*GOAL OF THE EXERCISE*.
Find every line in the records below that holds the word "JSON" and copy it.

======== RECORD EXTRACTS

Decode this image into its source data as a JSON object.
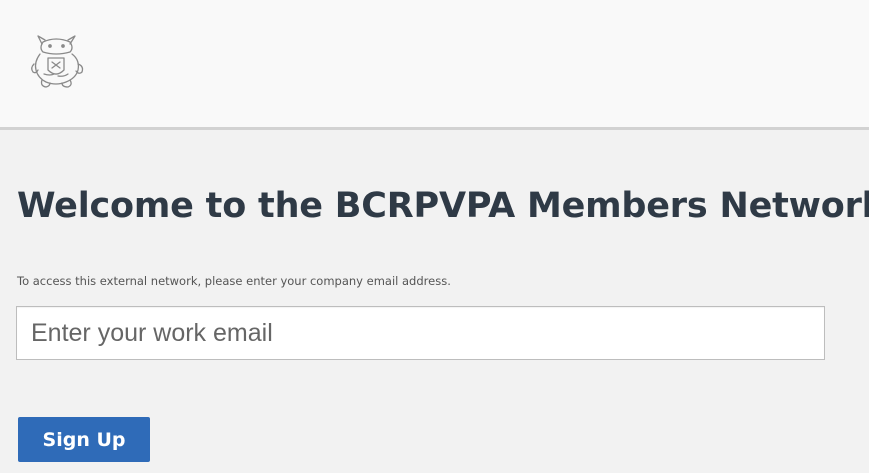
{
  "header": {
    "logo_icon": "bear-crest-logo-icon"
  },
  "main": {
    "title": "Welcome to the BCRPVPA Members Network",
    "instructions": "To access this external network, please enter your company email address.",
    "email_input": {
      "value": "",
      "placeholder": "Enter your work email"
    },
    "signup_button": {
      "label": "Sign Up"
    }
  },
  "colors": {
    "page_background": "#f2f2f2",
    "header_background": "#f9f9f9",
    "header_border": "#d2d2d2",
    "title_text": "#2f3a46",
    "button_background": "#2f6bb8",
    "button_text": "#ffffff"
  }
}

================
======== RECORD EXTRACTS

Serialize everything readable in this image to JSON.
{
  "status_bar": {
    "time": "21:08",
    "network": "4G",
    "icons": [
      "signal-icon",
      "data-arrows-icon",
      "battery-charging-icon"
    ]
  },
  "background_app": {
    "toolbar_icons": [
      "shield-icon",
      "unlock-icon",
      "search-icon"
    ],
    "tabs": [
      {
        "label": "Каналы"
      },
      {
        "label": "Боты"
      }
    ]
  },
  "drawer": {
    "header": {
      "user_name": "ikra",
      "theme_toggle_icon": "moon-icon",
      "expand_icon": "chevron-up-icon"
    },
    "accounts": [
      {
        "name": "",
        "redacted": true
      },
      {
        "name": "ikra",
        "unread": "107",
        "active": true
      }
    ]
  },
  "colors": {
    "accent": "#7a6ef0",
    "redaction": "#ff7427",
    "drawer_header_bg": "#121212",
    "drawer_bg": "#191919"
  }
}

================

*FULL OUTPUT*.
Decode this image into its source data as a JSON object.
Serialize everything readable in this image to JSON.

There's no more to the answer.